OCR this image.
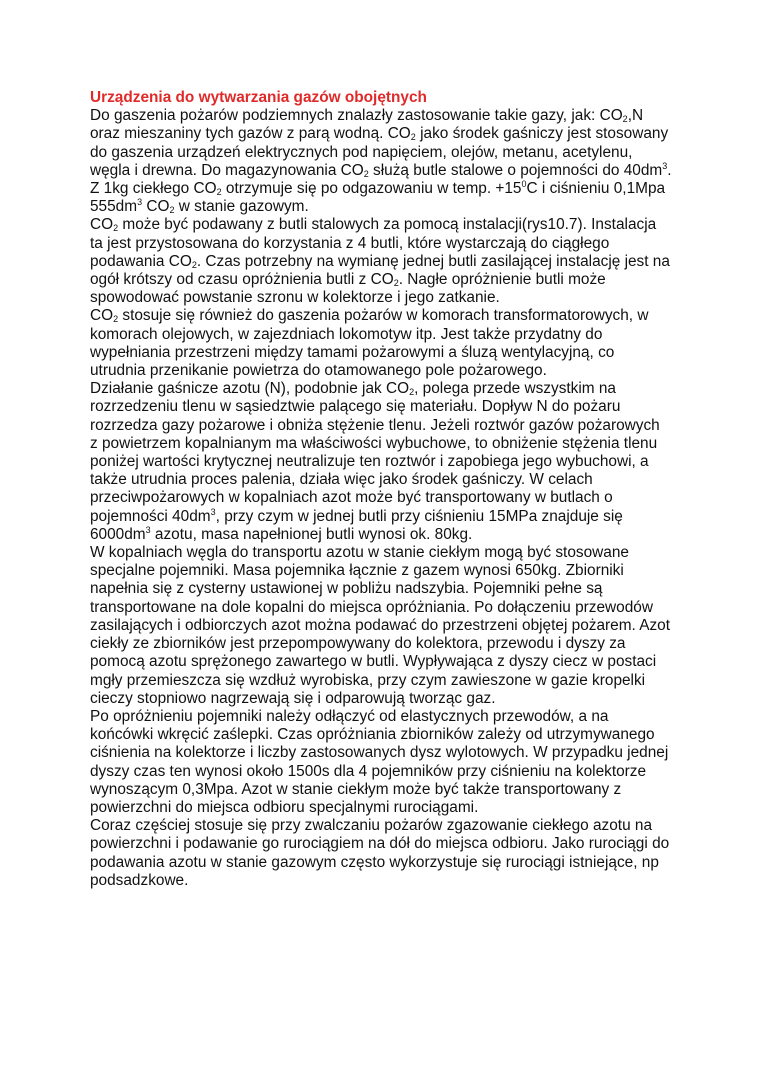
Urządzenia do wytwarzania gazów obojętnych
Do gaszenia pożarów podziemnych znalazły zastosowanie takie gazy, jak: $CO_2,N$
oraz mieszaniny tych gazów z parą wodną. $CO_2$ jako środek gaśniczy jest stosowany
do gaszenia urządzeń elektrycznych pod napięciem, olejów, metanu, acetylenu,
węgla i drewna. Do magazynowania $CO_2$ służą butle stalowe o pojemności do $40dm^3$.
Z 1kg ciekłego $CO_2$ otrzymuje się po odgazowaniu w temp. $+15^0C$ i ciśnieniu 0,1Mpa
$555dm^3$ $CO_2$ w stanie gazowym.
$CO_2$ może być podawany z butli stalowych za pomocą instalacji(rys10.7). Instalacja
ta jest przystosowana do korzystania z 4 butli, które wystarczają do ciągłego
podawania $CO_2$. Czas potrzebny na wymianę jednej butli zasilającej instalację jest na
ogół krótszy od czasu opróżnienia butli z $CO_2$. Nagłe opróżnienie butli może
spowodować powstanie szronu w kolektorze i jego zatkanie.
$CO_2$ stosuje się również do gaszenia pożarów w komorach transformatorowych, w
komorach olejowych, w zajezdniach lokomotyw itp. Jest także przydatny do
wypełniania przestrzeni między tamami pożarowymi a śluzą wentylacyjną, co
utrudnia przenikanie powietrza do otamowanego pole pożarowego.
Działanie gaśnicze azotu (N), podobnie jak $CO_2$, polega przede wszystkim na
rozrzedzeniu tlenu w sąsiedztwie palącego się materiału. Dopływ N do pożaru
rozrzedza gazy pożarowe i obniża stężenie tlenu. Jeżeli roztwór gazów pożarowych
z powietrzem kopalnianym ma właściwości wybuchowe, to obniżenie stężenia tlenu
poniżej wartości krytycznej neutralizuje ten roztwór i zapobiega jego wybuchowi, a
także utrudnia proces palenia, działa więc jako środek gaśniczy. W celach
przeciwpożarowych w kopalniach azot może być transportowany w butlach o
pojemności $40dm^3$, przy czym w jednej butli przy ciśnieniu 15MPa znajduje się
$6000dm^3$ azotu, masa napełnionej butli wynosi ok. 80kg.
W kopalniach węgla do transportu azotu w stanie ciekłym mogą być stosowane
specjalne pojemniki. Masa pojemnika łącznie z gazem wynosi 650kg. Zbiorniki
napełnia się z cysterny ustawionej w pobliżu nadszybia. Pojemniki pełne są
transportowane na dole kopalni do miejsca opróżniania. Po dołączeniu przewodów
zasilających i odbiorczych azot można podawać do przestrzeni objętej pożarem. Azot
ciekły ze zbiorników jest przepompowywany do kolektora, przewodu i dyszy za
pomocą azotu sprężonego zawartego w butli. Wypływająca z dyszy ciecz w postaci
mgły przemieszcza się wzdłuż wyrobiska, przy czym zawieszone w gazie kropelki
cieczy stopniowo nagrzewają się i odparowują tworząc gaz.
Po opróżnieniu pojemniki należy odłączyć od elastycznych przewodów, a na
końcówki wkręcić zaślepki. Czas opróżniania zbiorników zależy od utrzymywanego
ciśnienia na kolektorze i liczby zastosowanych dysz wylotowych. W przypadku jednej
dyszy czas ten wynosi około 1500s dla 4 pojemników przy ciśnieniu na kolektorze
wynoszącym 0,3Mpa. Azot w stanie ciekłym może być także transportowany z
powierzchni do miejsca odbioru specjalnymi rurociągami.
Coraz częściej stosuje się przy zwalczaniu pożarów zgazowanie ciekłego azotu na
powierzchni i podawanie go rurociągiem na dół do miejsca odbioru. Jako rurociągi do
podawania azotu w stanie gazowym często wykorzystuje się rurociągi istniejące, np
podsadzkowe.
......
### Aim:
Pick out each line above that includes "podawania" and show it.

### Right answer:
podawania $CO_2$. Czas potrzebny na wymianę jednej butli zasilającej instalację jest na
podawania azotu w stanie gazowym często wykorzystuje się rurociągi istniejące, np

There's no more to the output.